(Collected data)
----------

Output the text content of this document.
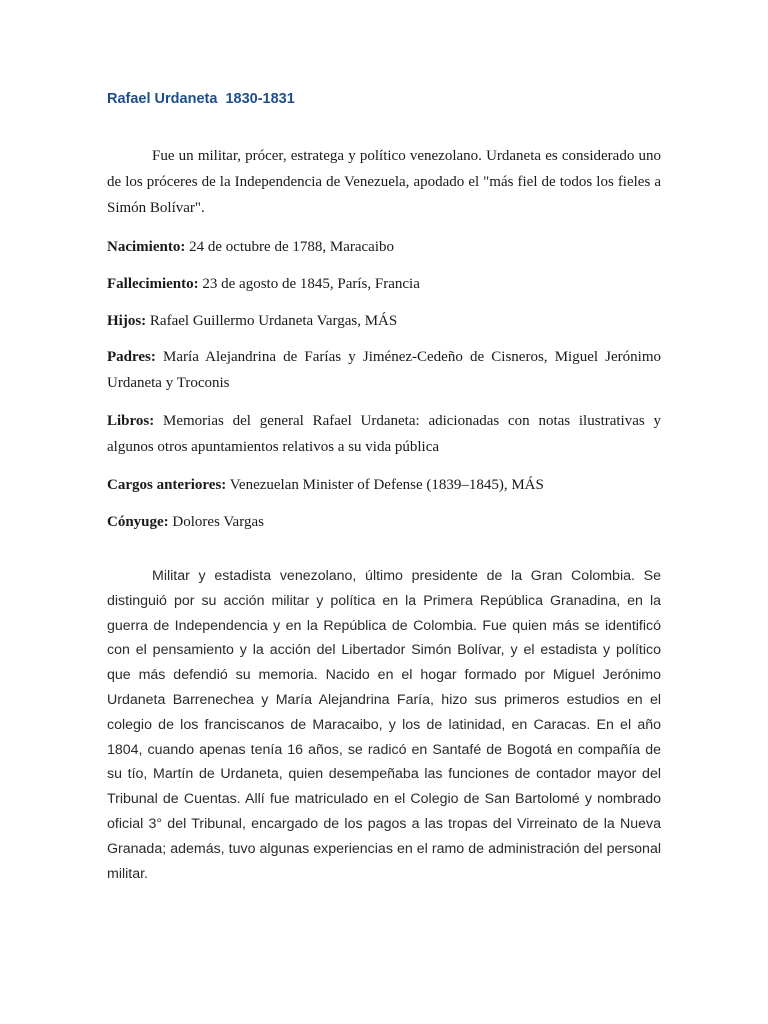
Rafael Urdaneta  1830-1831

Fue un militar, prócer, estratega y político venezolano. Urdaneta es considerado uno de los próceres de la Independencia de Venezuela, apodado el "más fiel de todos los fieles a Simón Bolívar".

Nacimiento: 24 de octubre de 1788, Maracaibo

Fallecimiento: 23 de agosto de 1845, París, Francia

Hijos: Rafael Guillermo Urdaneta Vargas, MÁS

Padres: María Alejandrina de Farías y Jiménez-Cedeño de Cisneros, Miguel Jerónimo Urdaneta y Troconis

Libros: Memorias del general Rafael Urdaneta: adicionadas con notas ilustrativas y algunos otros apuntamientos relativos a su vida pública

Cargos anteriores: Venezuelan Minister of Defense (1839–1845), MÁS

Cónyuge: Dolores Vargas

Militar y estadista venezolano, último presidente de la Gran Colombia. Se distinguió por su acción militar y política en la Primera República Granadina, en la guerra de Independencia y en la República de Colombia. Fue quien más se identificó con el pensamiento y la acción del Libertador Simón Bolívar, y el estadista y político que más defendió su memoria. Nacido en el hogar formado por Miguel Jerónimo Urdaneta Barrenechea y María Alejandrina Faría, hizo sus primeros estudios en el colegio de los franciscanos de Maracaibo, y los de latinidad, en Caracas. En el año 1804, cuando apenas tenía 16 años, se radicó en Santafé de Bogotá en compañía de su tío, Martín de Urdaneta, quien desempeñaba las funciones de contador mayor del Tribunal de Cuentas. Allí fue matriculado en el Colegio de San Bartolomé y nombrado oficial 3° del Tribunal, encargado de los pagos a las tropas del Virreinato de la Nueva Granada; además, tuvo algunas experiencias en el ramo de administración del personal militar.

----------

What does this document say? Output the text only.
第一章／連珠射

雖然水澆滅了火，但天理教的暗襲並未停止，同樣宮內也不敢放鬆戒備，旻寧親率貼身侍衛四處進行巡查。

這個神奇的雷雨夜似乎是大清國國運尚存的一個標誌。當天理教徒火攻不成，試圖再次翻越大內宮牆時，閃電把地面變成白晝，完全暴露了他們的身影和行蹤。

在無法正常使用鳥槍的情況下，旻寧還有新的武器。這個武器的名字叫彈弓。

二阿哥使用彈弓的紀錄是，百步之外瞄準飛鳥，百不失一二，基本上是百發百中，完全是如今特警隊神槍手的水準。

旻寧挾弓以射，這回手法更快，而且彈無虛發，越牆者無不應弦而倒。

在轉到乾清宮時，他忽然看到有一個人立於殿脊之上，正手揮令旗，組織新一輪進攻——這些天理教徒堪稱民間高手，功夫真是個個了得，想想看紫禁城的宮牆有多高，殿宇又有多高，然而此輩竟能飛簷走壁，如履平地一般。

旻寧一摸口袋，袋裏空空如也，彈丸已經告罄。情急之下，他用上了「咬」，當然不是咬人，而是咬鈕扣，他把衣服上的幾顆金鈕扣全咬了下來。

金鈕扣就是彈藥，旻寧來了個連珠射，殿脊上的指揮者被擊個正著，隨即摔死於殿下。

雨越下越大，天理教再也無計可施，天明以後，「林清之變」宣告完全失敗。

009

----------

Extract every line above that contains the word "Maracaibo".

Nacimiento: 24 de octubre de 1788, Maracaibo
Militar y estadista venezolano, último presidente de la Gran Colombia. Se distinguió por su acción militar y política en la Primera República Granadina, en la guerra de Independencia y en la República de Colombia. Fue quien más se identificó con el pensamiento y la acción del Libertador Simón Bolívar, y el estadista y político que más defendió su memoria. Nacido en el hogar formado por Miguel Jerónimo Urdaneta Barrenechea y María Alejandrina Faría, hizo sus primeros estudios en el colegio de los franciscanos de Maracaibo, y los de latinidad, en Caracas. En el año 1804, cuando apenas tenía 16 años, se radicó en Santafé de Bogotá en compañía de su tío, Martín de Urdaneta, quien desempeñaba las funciones de contador mayor del Tribunal de Cuentas. Allí fue matriculado en el Colegio de San Bartolomé y nombrado oficial 3° del Tribunal, encargado de los pagos a las tropas del Virreinato de la Nueva Granada; además, tuvo algunas experiencias en el ramo de administración del personal militar.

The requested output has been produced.